WRITTEN TASK:
Search the listing below for the word "xlabel" and copy each line that holds it.

DATA FOR THIS EXERCISE:
+-------+
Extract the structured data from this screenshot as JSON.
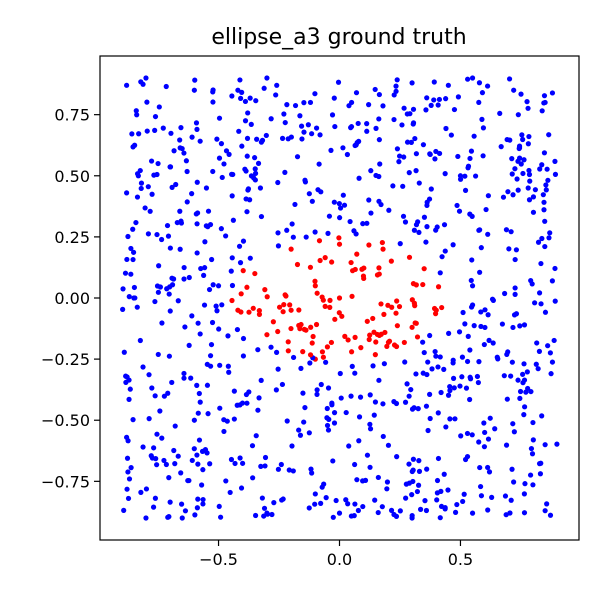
{
  "chart_data": {
    "type": "scatter",
    "title": "ellipse_a3 ground truth",
    "xlabel": "",
    "ylabel": "",
    "xlim": [
      -0.99,
      0.99
    ],
    "ylim": [
      -0.99,
      0.99
    ],
    "xticks": [
      -0.5,
      0.0,
      0.5
    ],
    "xtick_labels": [
      "−0.5",
      "0.0",
      "0.5"
    ],
    "yticks": [
      0.75,
      0.5,
      0.25,
      0.0,
      -0.25,
      -0.5,
      -0.75
    ],
    "ytick_labels": [
      "0.75",
      "0.50",
      "0.25",
      "0.00",
      "−0.25",
      "−0.50",
      "−0.75"
    ],
    "grid": false,
    "legend": "none",
    "colors": {
      "outside": "#0000ff",
      "inside": "#ff0000"
    },
    "region": {
      "shape": "ellipse",
      "center": [
        0.0,
        0.0
      ],
      "semi_axis_x": 0.45,
      "semi_axis_y": 0.25
    },
    "series": [
      {
        "class": "outside",
        "color": "#0000ff",
        "count": 880
      },
      {
        "class": "inside",
        "color": "#ff0000",
        "count": 120
      }
    ],
    "sample_points": [
      [
        -0.88,
        0.87,
        "outside"
      ],
      [
        -0.8,
        0.9,
        "outside"
      ],
      [
        -0.6,
        0.85,
        "outside"
      ],
      [
        -0.42,
        0.85,
        "outside"
      ],
      [
        -0.3,
        0.9,
        "outside"
      ],
      [
        -0.12,
        0.8,
        "outside"
      ],
      [
        0.05,
        0.8,
        "outside"
      ],
      [
        0.3,
        0.88,
        "outside"
      ],
      [
        0.45,
        0.87,
        "outside"
      ],
      [
        0.55,
        0.9,
        "outside"
      ],
      [
        0.72,
        0.85,
        "outside"
      ],
      [
        0.85,
        0.8,
        "outside"
      ],
      [
        -0.88,
        0.43,
        "outside"
      ],
      [
        -0.75,
        0.55,
        "outside"
      ],
      [
        -0.55,
        0.45,
        "outside"
      ],
      [
        0.5,
        0.5,
        "outside"
      ],
      [
        0.78,
        0.45,
        "outside"
      ],
      [
        -0.85,
        0.0,
        "outside"
      ],
      [
        -0.5,
        0.05,
        "outside"
      ],
      [
        0.55,
        0.05,
        "outside"
      ],
      [
        0.88,
        0.07,
        "outside"
      ],
      [
        -0.88,
        -0.57,
        "outside"
      ],
      [
        -0.6,
        -0.5,
        "outside"
      ],
      [
        0.6,
        -0.55,
        "outside"
      ],
      [
        0.85,
        -0.6,
        "outside"
      ],
      [
        -0.8,
        -0.9,
        "outside"
      ],
      [
        -0.65,
        -0.9,
        "outside"
      ],
      [
        -0.3,
        -0.88,
        "outside"
      ],
      [
        0.0,
        -0.88,
        "outside"
      ],
      [
        0.3,
        -0.9,
        "outside"
      ],
      [
        0.55,
        -0.88,
        "outside"
      ],
      [
        0.85,
        -0.87,
        "outside"
      ],
      [
        -0.2,
        0.2,
        "inside"
      ],
      [
        0.0,
        0.22,
        "inside"
      ],
      [
        0.18,
        0.2,
        "inside"
      ],
      [
        -0.35,
        0.1,
        "inside"
      ],
      [
        -0.1,
        0.05,
        "inside"
      ],
      [
        0.1,
        0.08,
        "inside"
      ],
      [
        0.35,
        0.12,
        "inside"
      ],
      [
        -0.42,
        -0.05,
        "inside"
      ],
      [
        -0.2,
        -0.05,
        "inside"
      ],
      [
        0.0,
        0.0,
        "inside"
      ],
      [
        0.2,
        -0.03,
        "inside"
      ],
      [
        0.4,
        -0.05,
        "inside"
      ],
      [
        -0.3,
        -0.15,
        "inside"
      ],
      [
        -0.05,
        -0.2,
        "inside"
      ],
      [
        0.15,
        -0.18,
        "inside"
      ],
      [
        0.3,
        -0.12,
        "inside"
      ],
      [
        -0.1,
        -0.25,
        "inside"
      ],
      [
        0.05,
        -0.22,
        "inside"
      ]
    ]
  }
}
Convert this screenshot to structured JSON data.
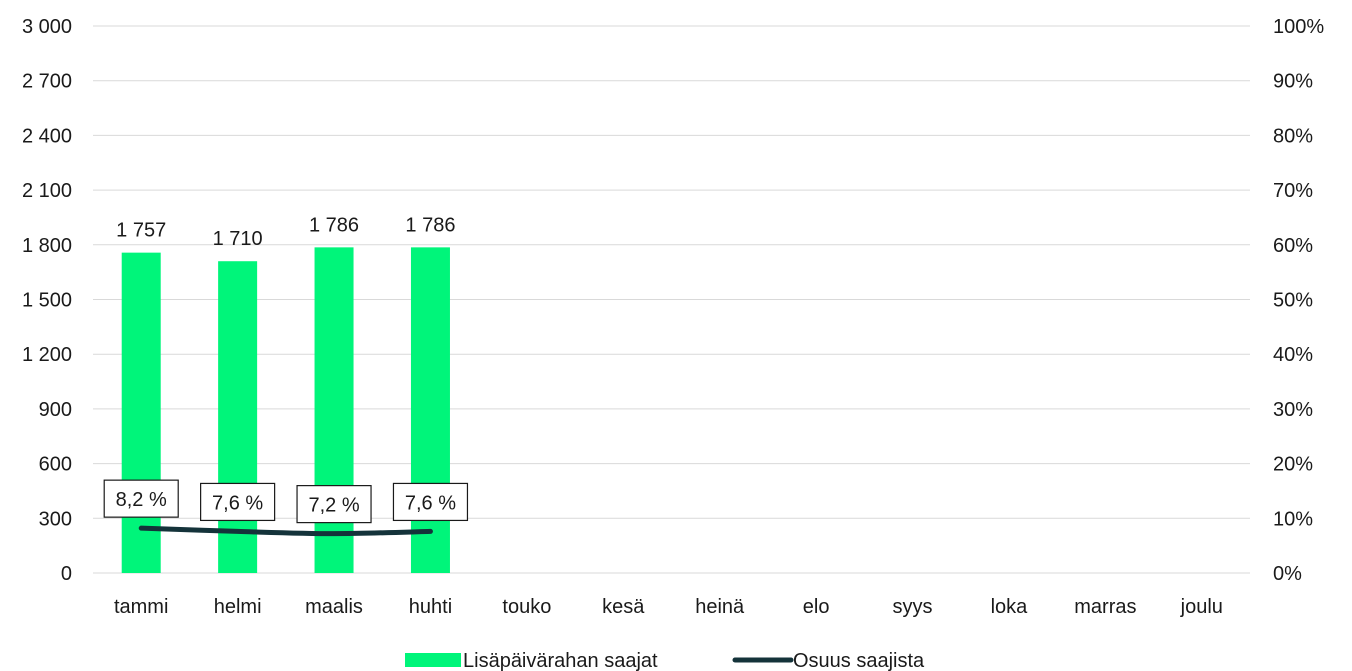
{
  "chart_data": {
    "type": "bar",
    "categories": [
      "tammi",
      "helmi",
      "maalis",
      "huhti",
      "touko",
      "kesä",
      "heinä",
      "elo",
      "syys",
      "loka",
      "marras",
      "joulu"
    ],
    "series": [
      {
        "name": "Lisäpäivärahan saajat",
        "type": "bar",
        "axis": "left",
        "color": "#00f57a",
        "values": [
          1757,
          1710,
          1786,
          1786,
          null,
          null,
          null,
          null,
          null,
          null,
          null,
          null
        ],
        "data_labels": [
          "1 757",
          "1 710",
          "1 786",
          "1 786"
        ]
      },
      {
        "name": "Osuus saajista",
        "type": "line",
        "axis": "right",
        "color": "#14333a",
        "values": [
          8.2,
          7.6,
          7.2,
          7.6,
          null,
          null,
          null,
          null,
          null,
          null,
          null,
          null
        ],
        "data_labels": [
          "8,2 %",
          "7,6 %",
          "7,2 %",
          "7,6 %"
        ]
      }
    ],
    "y_left": {
      "ylim": [
        0,
        3000
      ],
      "ticks": [
        0,
        300,
        600,
        900,
        1200,
        1500,
        1800,
        2100,
        2400,
        2700,
        3000
      ],
      "tick_labels": [
        "0",
        "300",
        "600",
        "900",
        "1 200",
        "1 500",
        "1 800",
        "2 100",
        "2 400",
        "2 700",
        "3 000"
      ]
    },
    "y_right": {
      "ylim": [
        0,
        100
      ],
      "ticks": [
        0,
        10,
        20,
        30,
        40,
        50,
        60,
        70,
        80,
        90,
        100
      ],
      "tick_labels": [
        "0%",
        "10%",
        "20%",
        "30%",
        "40%",
        "50%",
        "60%",
        "70%",
        "80%",
        "90%",
        "100%"
      ]
    },
    "grid": true,
    "legend": "bottom"
  }
}
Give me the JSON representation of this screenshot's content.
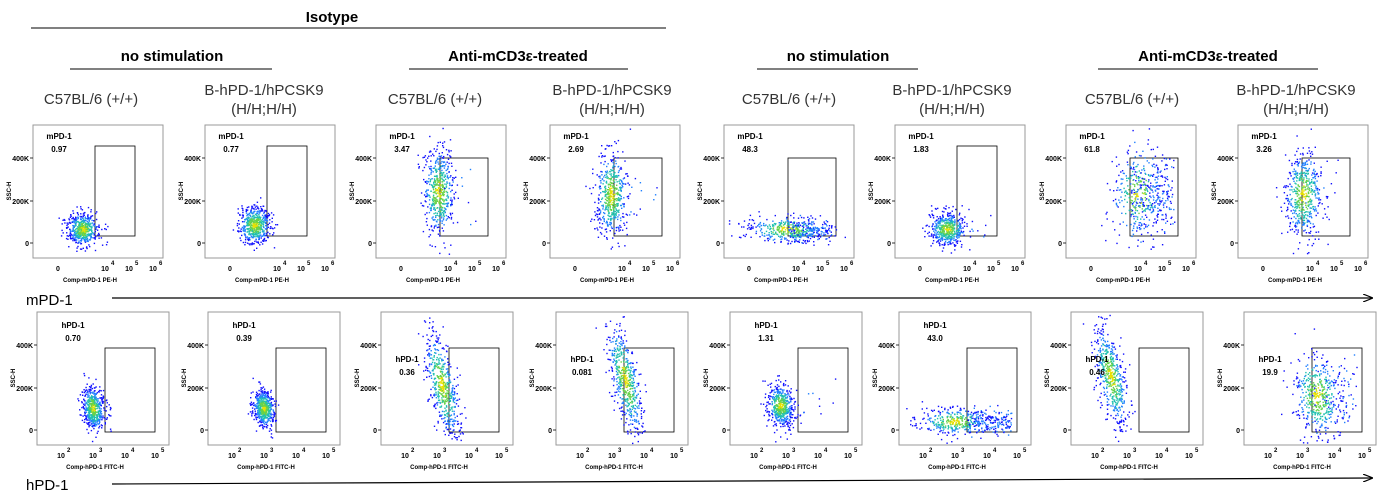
{
  "headers": {
    "isotype": "Isotype",
    "groups": [
      "no stimulation",
      "Anti-mCD3ε-treated",
      "no stimulation",
      "Anti-mCD3ε-treated"
    ],
    "strains": [
      "C57BL/6 (+/+)",
      "B-hPD-1/hPCSK9",
      "(H/H;H/H)"
    ]
  },
  "row_labels": {
    "top": "mPD-1",
    "bottom": "hPD-1"
  },
  "colors": {
    "density_low": "#1f1fff",
    "density_mid": "#1fc8c8",
    "density_high": "#5ad24a",
    "density_peak": "#e0e000"
  },
  "chart_data": [
    {
      "type": "scatter",
      "row": "mPD-1",
      "xlabel": "Comp-mPD-1 PE-H",
      "ylabel": "SSC-H",
      "x_scale": "biexponential",
      "x_ticks": [
        "0",
        "10",
        "4",
        "10",
        "5",
        "10",
        "6"
      ],
      "y_ticks": [
        "400K",
        "200K",
        "0"
      ],
      "ylim": [
        0,
        450000
      ],
      "gate_label": "mPD-1",
      "panels": [
        {
          "strain": "C57BL/6 (+/+)",
          "percent": "0.97"
        },
        {
          "strain": "B-hPD-1/hPCSK9 (H/H;H/H)",
          "percent": "0.77"
        },
        {
          "strain": "C57BL/6 (+/+)",
          "percent": "3.47"
        },
        {
          "strain": "B-hPD-1/hPCSK9 (H/H;H/H)",
          "percent": "2.69"
        },
        {
          "strain": "C57BL/6 (+/+)",
          "percent": "48.3"
        },
        {
          "strain": "B-hPD-1/hPCSK9 (H/H;H/H)",
          "percent": "1.83"
        },
        {
          "strain": "C57BL/6 (+/+)",
          "percent": "61.8"
        },
        {
          "strain": "B-hPD-1/hPCSK9 (H/H;H/H)",
          "percent": "3.26"
        }
      ]
    },
    {
      "type": "scatter",
      "row": "hPD-1",
      "xlabel": "Comp-hPD-1 FITC-H",
      "ylabel": "SSC-H",
      "x_scale": "log",
      "x_ticks": [
        "10",
        "2",
        "10",
        "3",
        "10",
        "4",
        "10",
        "5"
      ],
      "y_ticks": [
        "400K",
        "200K",
        "0"
      ],
      "ylim": [
        0,
        450000
      ],
      "gate_label": "hPD-1",
      "panels": [
        {
          "strain": "C57BL/6 (+/+)",
          "percent": "0.70"
        },
        {
          "strain": "B-hPD-1/hPCSK9 (H/H;H/H)",
          "percent": "0.39"
        },
        {
          "strain": "C57BL/6 (+/+)",
          "percent": "0.36"
        },
        {
          "strain": "B-hPD-1/hPCSK9 (H/H;H/H)",
          "percent": "0.081"
        },
        {
          "strain": "C57BL/6 (+/+)",
          "percent": "1.31"
        },
        {
          "strain": "B-hPD-1/hPCSK9 (H/H;H/H)",
          "percent": "43.0"
        },
        {
          "strain": "C57BL/6 (+/+)",
          "percent": "0.46"
        },
        {
          "strain": "B-hPD-1/hPCSK9 (H/H;H/H)",
          "percent": "19.9"
        }
      ]
    }
  ]
}
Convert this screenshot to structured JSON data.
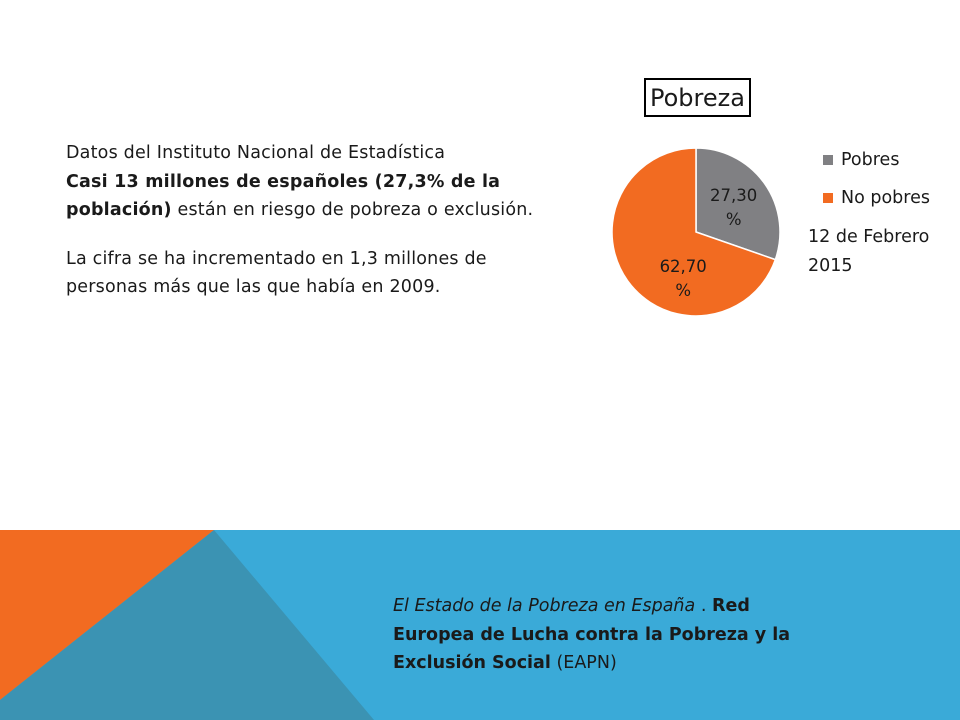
{
  "body": {
    "line1": "Datos del Instituto Nacional de Estadística",
    "bold_part": "Casi 13 millones de españoles (27,3% de la población)",
    "rest_part": " están en riesgo de pobreza o exclusión.",
    "para2": "La cifra se ha incrementado en 1,3 millones de personas más que las que había en 2009."
  },
  "date_note": "12 de Febrero 2015",
  "footer": {
    "italic_part": "El Estado de la Pobreza en España",
    "separator": " . ",
    "bold_part": "Red Europea de Lucha contra la Pobreza y la Exclusión Social",
    "tail": "  (EAPN)"
  },
  "colors": {
    "pobres": "#808083",
    "no_pobres": "#f26b21",
    "band_blue": "#3aaad8",
    "band_orange": "#f26b21",
    "band_teal": "#3b93b3"
  },
  "chart_data": {
    "type": "pie",
    "title": "Pobreza",
    "categories": [
      "Pobres",
      "No pobres"
    ],
    "values": [
      27.3,
      62.7
    ],
    "data_labels": [
      {
        "value": "27,30",
        "unit": "%"
      },
      {
        "value": "62,70",
        "unit": "%"
      }
    ],
    "legend_position": "right"
  }
}
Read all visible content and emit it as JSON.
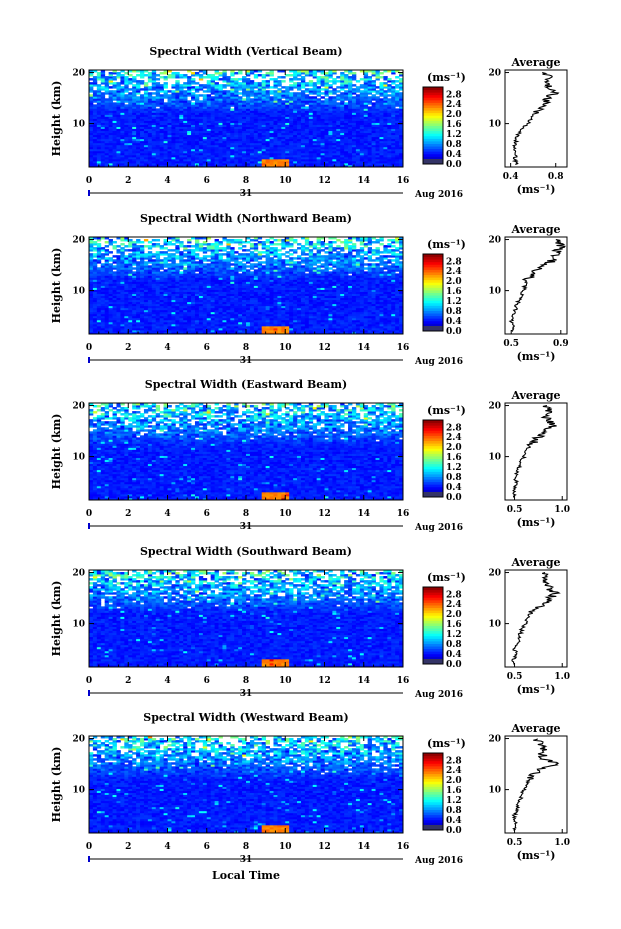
+-------+
CORRECT OUTPUT:
    "xlabel": "",
      "xlabel": "Comp-mPD-1 PE-H",
      "xlabel": "Comp-hPD-1 FITC-H",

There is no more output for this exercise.